Stored items from a collection:
+++
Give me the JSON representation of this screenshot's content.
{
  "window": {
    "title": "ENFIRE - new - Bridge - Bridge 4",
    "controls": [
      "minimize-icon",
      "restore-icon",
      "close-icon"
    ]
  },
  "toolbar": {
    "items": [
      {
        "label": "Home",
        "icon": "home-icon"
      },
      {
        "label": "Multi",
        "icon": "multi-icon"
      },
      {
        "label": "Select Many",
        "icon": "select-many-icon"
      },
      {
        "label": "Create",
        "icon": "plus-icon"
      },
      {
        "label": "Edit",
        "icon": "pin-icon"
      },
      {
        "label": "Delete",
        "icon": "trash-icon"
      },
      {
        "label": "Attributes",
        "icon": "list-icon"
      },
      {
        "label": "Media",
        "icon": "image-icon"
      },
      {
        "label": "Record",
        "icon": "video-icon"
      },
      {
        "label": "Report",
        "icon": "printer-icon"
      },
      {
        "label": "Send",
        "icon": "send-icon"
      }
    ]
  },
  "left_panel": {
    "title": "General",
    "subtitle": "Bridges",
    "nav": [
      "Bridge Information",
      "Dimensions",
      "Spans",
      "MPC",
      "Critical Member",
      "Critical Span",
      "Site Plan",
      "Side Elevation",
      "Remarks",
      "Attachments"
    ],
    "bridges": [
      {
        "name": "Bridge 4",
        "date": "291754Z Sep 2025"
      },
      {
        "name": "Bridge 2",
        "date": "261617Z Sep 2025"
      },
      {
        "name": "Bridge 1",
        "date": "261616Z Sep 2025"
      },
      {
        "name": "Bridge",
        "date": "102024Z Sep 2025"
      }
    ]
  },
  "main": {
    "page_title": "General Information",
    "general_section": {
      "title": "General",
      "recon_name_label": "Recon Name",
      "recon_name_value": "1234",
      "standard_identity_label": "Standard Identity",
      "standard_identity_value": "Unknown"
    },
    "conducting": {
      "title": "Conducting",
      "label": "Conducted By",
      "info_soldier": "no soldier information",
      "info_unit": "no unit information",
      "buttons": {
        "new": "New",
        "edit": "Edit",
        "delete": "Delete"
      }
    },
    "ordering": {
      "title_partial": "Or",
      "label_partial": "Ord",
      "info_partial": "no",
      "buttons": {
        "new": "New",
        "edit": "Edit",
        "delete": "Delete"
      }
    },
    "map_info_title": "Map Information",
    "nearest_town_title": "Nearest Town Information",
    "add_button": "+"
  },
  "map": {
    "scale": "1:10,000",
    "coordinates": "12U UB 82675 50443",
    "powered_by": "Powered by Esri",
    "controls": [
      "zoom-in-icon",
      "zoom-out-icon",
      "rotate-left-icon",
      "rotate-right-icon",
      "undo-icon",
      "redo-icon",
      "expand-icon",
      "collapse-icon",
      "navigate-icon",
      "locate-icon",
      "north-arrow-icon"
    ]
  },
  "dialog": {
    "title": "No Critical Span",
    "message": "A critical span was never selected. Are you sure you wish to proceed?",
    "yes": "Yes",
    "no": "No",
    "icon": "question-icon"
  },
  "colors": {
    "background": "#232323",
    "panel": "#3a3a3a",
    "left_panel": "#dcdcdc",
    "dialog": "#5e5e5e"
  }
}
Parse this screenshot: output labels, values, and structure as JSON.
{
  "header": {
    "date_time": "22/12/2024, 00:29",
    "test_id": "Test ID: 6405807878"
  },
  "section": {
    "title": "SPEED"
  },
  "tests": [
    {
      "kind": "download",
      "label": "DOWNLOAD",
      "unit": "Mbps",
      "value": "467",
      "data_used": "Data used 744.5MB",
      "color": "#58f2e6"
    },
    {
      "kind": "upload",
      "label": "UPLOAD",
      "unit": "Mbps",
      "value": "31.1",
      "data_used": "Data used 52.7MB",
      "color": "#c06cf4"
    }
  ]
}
+++
Provide an exact reproduction of all the entries shown above.

**Answer for the task:**
Give me the JSON representation of this screenshot's content.
{
  "window": {
    "title": "ENFIRE - new - Bridge - Bridge 4",
    "controls": [
      "minimize-icon",
      "restore-icon",
      "close-icon"
    ]
  },
  "toolbar": {
    "items": [
      {
        "label": "Home",
        "icon": "home-icon"
      },
      {
        "label": "Multi",
        "icon": "multi-icon"
      },
      {
        "label": "Select Many",
        "icon": "select-many-icon"
      },
      {
        "label": "Create",
        "icon": "plus-icon"
      },
      {
        "label": "Edit",
        "icon": "pin-icon"
      },
      {
        "label": "Delete",
        "icon": "trash-icon"
      },
      {
        "label": "Attributes",
        "icon": "list-icon"
      },
      {
        "label": "Media",
        "icon": "image-icon"
      },
      {
        "label": "Record",
        "icon": "video-icon"
      },
      {
        "label": "Report",
        "icon": "printer-icon"
      },
      {
        "label": "Send",
        "icon": "send-icon"
      }
    ]
  },
  "left_panel": {
    "title": "General",
    "subtitle": "Bridges",
    "nav": [
      "Bridge Information",
      "Dimensions",
      "Spans",
      "MPC",
      "Critical Member",
      "Critical Span",
      "Site Plan",
      "Side Elevation",
      "Remarks",
      "Attachments"
    ],
    "bridges": [
      {
        "name": "Bridge 4",
        "date": "291754Z Sep 2025"
      },
      {
        "name": "Bridge 2",
        "date": "261617Z Sep 2025"
      },
      {
        "name": "Bridge 1",
        "date": "261616Z Sep 2025"
      },
      {
        "name": "Bridge",
        "date": "102024Z Sep 2025"
      }
    ]
  },
  "main": {
    "page_title": "General Information",
    "general_section": {
      "title": "General",
      "recon_name_label": "Recon Name",
      "recon_name_value": "1234",
      "standard_identity_label": "Standard Identity",
      "standard_identity_value": "Unknown"
    },
    "conducting": {
      "title": "Conducting",
      "label": "Conducted By",
      "info_soldier": "no soldier information",
      "info_unit": "no unit information",
      "buttons": {
        "new": "New",
        "edit": "Edit",
        "delete": "Delete"
      }
    },
    "ordering": {
      "title_partial": "Or",
      "label_partial": "Ord",
      "info_partial": "no",
      "buttons": {
        "new": "New",
        "edit": "Edit",
        "delete": "Delete"
      }
    },
    "map_info_title": "Map Information",
    "nearest_town_title": "Nearest Town Information",
    "add_button": "+"
  },
  "map": {
    "scale": "1:10,000",
    "coordinates": "12U UB 82675 50443",
    "powered_by": "Powered by Esri",
    "controls": [
      "zoom-in-icon",
      "zoom-out-icon",
      "rotate-left-icon",
      "rotate-right-icon",
      "undo-icon",
      "redo-icon",
      "expand-icon",
      "collapse-icon",
      "navigate-icon",
      "locate-icon",
      "north-arrow-icon"
    ]
  },
  "dialog": {
    "title": "No Critical Span",
    "message": "A critical span was never selected. Are you sure you wish to proceed?",
    "yes": "Yes",
    "no": "No",
    "icon": "question-icon"
  },
  "colors": {
    "background": "#232323",
    "panel": "#3a3a3a",
    "left_panel": "#dcdcdc",
    "dialog": "#5e5e5e"
  }
}
Parse this screenshot: output labels, values, and structure as JSON.
{
  "header": {
    "date_time": "22/12/2024, 00:29",
    "test_id": "Test ID: 6405807878"
  },
  "section": {
    "title": "SPEED"
  },
  "tests": [
    {
      "kind": "download",
      "label": "DOWNLOAD",
      "unit": "Mbps",
      "value": "467",
      "data_used": "Data used 744.5MB",
      "color": "#58f2e6"
    },
    {
      "kind": "upload",
      "label": "UPLOAD",
      "unit": "Mbps",
      "value": "31.1",
      "data_used": "Data used 52.7MB",
      "color": "#c06cf4"
    }
  ]
}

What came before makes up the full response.